> TASK STATEMENT: Retype each of the following rows exactly, with no changes to any character.

Rows from a dataset

*-*-*

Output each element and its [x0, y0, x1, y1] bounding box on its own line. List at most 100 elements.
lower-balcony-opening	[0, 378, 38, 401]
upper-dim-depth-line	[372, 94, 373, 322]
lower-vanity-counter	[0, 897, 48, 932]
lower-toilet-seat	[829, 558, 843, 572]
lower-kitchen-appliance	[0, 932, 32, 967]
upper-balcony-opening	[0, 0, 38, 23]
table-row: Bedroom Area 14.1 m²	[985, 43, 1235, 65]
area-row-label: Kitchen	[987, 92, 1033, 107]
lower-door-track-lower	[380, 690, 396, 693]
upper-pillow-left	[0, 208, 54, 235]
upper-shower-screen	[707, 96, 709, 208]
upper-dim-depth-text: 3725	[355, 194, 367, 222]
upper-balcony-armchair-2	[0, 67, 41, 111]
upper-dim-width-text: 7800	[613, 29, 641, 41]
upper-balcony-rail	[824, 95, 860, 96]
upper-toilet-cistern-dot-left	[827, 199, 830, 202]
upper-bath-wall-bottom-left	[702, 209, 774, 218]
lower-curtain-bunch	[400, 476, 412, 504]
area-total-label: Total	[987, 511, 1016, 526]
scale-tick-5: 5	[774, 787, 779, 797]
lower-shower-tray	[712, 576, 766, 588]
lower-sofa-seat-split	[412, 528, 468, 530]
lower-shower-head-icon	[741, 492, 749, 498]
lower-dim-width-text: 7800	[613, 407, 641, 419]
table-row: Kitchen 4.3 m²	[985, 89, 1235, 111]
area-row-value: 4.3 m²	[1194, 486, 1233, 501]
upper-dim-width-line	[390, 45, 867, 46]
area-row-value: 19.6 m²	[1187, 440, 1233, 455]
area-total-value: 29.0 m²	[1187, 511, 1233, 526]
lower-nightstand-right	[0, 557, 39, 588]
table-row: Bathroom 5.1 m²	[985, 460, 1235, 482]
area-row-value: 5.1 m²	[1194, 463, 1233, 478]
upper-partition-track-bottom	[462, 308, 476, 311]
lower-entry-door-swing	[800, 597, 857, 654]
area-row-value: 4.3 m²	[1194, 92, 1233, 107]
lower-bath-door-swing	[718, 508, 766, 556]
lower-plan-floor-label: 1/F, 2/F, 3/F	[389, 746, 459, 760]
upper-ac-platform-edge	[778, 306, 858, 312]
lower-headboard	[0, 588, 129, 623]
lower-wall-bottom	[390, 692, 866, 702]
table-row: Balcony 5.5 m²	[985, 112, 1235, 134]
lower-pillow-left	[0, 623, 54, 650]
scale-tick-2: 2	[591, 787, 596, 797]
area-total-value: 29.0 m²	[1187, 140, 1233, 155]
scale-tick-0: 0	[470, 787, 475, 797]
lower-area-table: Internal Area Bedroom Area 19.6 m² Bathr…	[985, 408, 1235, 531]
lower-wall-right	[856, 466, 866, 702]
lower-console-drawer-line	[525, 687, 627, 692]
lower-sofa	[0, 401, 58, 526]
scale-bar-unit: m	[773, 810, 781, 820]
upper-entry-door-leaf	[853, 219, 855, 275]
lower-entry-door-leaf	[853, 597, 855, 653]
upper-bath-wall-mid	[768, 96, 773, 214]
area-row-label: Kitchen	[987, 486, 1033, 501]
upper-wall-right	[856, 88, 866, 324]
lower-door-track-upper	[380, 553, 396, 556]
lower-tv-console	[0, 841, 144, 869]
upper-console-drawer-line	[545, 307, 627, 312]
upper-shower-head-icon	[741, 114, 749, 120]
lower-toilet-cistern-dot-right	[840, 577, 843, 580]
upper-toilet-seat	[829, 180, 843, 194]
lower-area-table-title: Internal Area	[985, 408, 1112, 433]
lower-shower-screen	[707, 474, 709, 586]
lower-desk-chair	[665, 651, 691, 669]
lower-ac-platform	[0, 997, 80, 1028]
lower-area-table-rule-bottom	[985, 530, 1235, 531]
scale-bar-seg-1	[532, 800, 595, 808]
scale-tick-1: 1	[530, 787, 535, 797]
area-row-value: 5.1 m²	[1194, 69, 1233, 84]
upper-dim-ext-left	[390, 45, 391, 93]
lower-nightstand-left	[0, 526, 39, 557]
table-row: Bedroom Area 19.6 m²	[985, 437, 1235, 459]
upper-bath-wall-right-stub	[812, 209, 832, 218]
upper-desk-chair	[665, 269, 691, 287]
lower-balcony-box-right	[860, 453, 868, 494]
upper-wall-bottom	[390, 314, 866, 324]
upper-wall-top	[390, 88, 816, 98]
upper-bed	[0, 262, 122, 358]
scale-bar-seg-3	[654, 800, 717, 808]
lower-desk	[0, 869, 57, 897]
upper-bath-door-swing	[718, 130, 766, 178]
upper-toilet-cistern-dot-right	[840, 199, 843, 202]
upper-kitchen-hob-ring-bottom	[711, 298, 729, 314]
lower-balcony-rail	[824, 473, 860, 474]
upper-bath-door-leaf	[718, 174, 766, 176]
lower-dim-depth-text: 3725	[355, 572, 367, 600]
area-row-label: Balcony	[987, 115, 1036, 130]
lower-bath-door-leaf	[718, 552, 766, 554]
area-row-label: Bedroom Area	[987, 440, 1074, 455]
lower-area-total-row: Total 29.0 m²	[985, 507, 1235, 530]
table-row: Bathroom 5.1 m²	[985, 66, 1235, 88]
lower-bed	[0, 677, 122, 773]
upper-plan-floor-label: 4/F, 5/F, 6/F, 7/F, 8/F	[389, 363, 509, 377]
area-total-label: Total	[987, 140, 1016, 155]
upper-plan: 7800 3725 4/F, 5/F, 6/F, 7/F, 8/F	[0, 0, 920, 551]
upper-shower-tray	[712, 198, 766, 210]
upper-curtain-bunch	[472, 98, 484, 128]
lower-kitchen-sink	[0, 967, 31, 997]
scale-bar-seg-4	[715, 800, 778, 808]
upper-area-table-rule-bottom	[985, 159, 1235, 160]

*-*-*

> FULL ANSWER:
Output each element and its [x0, y0, x1, y1] bounding box on its own line. List at most 100 elements.
lower-balcony-opening	[0, 378, 38, 401]
upper-dim-depth-line	[372, 94, 373, 322]
lower-vanity-counter	[0, 897, 48, 932]
lower-toilet-seat	[829, 558, 843, 572]
lower-kitchen-appliance	[0, 932, 32, 967]
upper-balcony-opening	[0, 0, 38, 23]
table-row: Bedroom Area 14.1 m²	[985, 43, 1235, 65]
area-row-label: Kitchen	[987, 92, 1033, 107]
lower-door-track-lower	[380, 690, 396, 693]
upper-pillow-left	[0, 208, 54, 235]
upper-shower-screen	[707, 96, 709, 208]
upper-dim-depth-text: 3725	[355, 194, 367, 222]
upper-balcony-armchair-2	[0, 67, 41, 111]
upper-dim-width-text: 7800	[613, 29, 641, 41]
upper-balcony-rail	[824, 95, 860, 96]
upper-toilet-cistern-dot-left	[827, 199, 830, 202]
upper-bath-wall-bottom-left	[702, 209, 774, 218]
lower-curtain-bunch	[400, 476, 412, 504]
area-total-label: Total	[987, 511, 1016, 526]
scale-tick-5: 5	[774, 787, 779, 797]
lower-shower-tray	[712, 576, 766, 588]
lower-sofa-seat-split	[412, 528, 468, 530]
lower-shower-head-icon	[741, 492, 749, 498]
lower-dim-width-text: 7800	[613, 407, 641, 419]
table-row: Kitchen 4.3 m²	[985, 89, 1235, 111]
area-row-value: 4.3 m²	[1194, 486, 1233, 501]
upper-dim-width-line	[390, 45, 867, 46]
area-row-value: 19.6 m²	[1187, 440, 1233, 455]
area-total-value: 29.0 m²	[1187, 511, 1233, 526]
lower-nightstand-right	[0, 557, 39, 588]
table-row: Bathroom 5.1 m²	[985, 460, 1235, 482]
area-row-value: 5.1 m²	[1194, 463, 1233, 478]
upper-partition-track-bottom	[462, 308, 476, 311]
lower-entry-door-swing	[800, 597, 857, 654]
area-row-value: 4.3 m²	[1194, 92, 1233, 107]
lower-bath-door-swing	[718, 508, 766, 556]
lower-plan-floor-label: 1/F, 2/F, 3/F	[389, 746, 459, 760]
upper-ac-platform-edge	[778, 306, 858, 312]
lower-headboard	[0, 588, 129, 623]
lower-wall-bottom	[390, 692, 866, 702]
table-row: Balcony 5.5 m²	[985, 112, 1235, 134]
lower-pillow-left	[0, 623, 54, 650]
scale-tick-2: 2	[591, 787, 596, 797]
area-total-value: 29.0 m²	[1187, 140, 1233, 155]
scale-tick-0: 0	[470, 787, 475, 797]
lower-area-table: Internal Area Bedroom Area 19.6 m² Bathr…	[985, 408, 1235, 531]
lower-wall-right	[856, 466, 866, 702]
lower-console-drawer-line	[525, 687, 627, 692]
lower-sofa	[0, 401, 58, 526]
scale-bar-unit: m	[773, 810, 781, 820]
upper-entry-door-leaf	[853, 219, 855, 275]
lower-entry-door-leaf	[853, 597, 855, 653]
upper-bath-wall-mid	[768, 96, 773, 214]
area-row-label: Kitchen	[987, 486, 1033, 501]
upper-wall-right	[856, 88, 866, 324]
lower-door-track-upper	[380, 553, 396, 556]
lower-tv-console	[0, 841, 144, 869]
upper-console-drawer-line	[545, 307, 627, 312]
upper-shower-head-icon	[741, 114, 749, 120]
lower-toilet-cistern-dot-right	[840, 577, 843, 580]
upper-toilet-seat	[829, 180, 843, 194]
lower-area-table-title: Internal Area	[985, 408, 1112, 433]
lower-shower-screen	[707, 474, 709, 586]
lower-desk-chair	[665, 651, 691, 669]
lower-ac-platform	[0, 997, 80, 1028]
lower-area-table-rule-bottom	[985, 530, 1235, 531]
scale-bar-seg-1	[532, 800, 595, 808]
scale-tick-1: 1	[530, 787, 535, 797]
area-row-value: 5.1 m²	[1194, 69, 1233, 84]
upper-dim-ext-left	[390, 45, 391, 93]
lower-nightstand-left	[0, 526, 39, 557]
table-row: Bedroom Area 19.6 m²	[985, 437, 1235, 459]
upper-bath-wall-right-stub	[812, 209, 832, 218]
upper-desk-chair	[665, 269, 691, 287]
lower-balcony-box-right	[860, 453, 868, 494]
upper-wall-bottom	[390, 314, 866, 324]
upper-wall-top	[390, 88, 816, 98]
upper-bed	[0, 262, 122, 358]
scale-bar-seg-3	[654, 800, 717, 808]
lower-desk	[0, 869, 57, 897]
upper-bath-door-swing	[718, 130, 766, 178]
upper-toilet-cistern-dot-right	[840, 199, 843, 202]
upper-kitchen-hob-ring-bottom	[711, 298, 729, 314]
lower-balcony-rail	[824, 473, 860, 474]
upper-bath-door-leaf	[718, 174, 766, 176]
lower-dim-depth-text: 3725	[355, 572, 367, 600]
area-row-label: Balcony	[987, 115, 1036, 130]
lower-bath-door-leaf	[718, 552, 766, 554]
area-row-label: Bedroom Area	[987, 440, 1074, 455]
lower-area-total-row: Total 29.0 m²	[985, 507, 1235, 530]
table-row: Bathroom 5.1 m²	[985, 66, 1235, 88]
lower-bed	[0, 677, 122, 773]
upper-plan-floor-label: 4/F, 5/F, 6/F, 7/F, 8/F	[389, 363, 509, 377]
area-total-label: Total	[987, 140, 1016, 155]
upper-plan: 7800 3725 4/F, 5/F, 6/F, 7/F, 8/F	[0, 0, 920, 551]
upper-shower-tray	[712, 198, 766, 210]
upper-curtain-bunch	[472, 98, 484, 128]
lower-kitchen-sink	[0, 967, 31, 997]
scale-bar-seg-4	[715, 800, 778, 808]
upper-area-table-rule-bottom	[985, 159, 1235, 160]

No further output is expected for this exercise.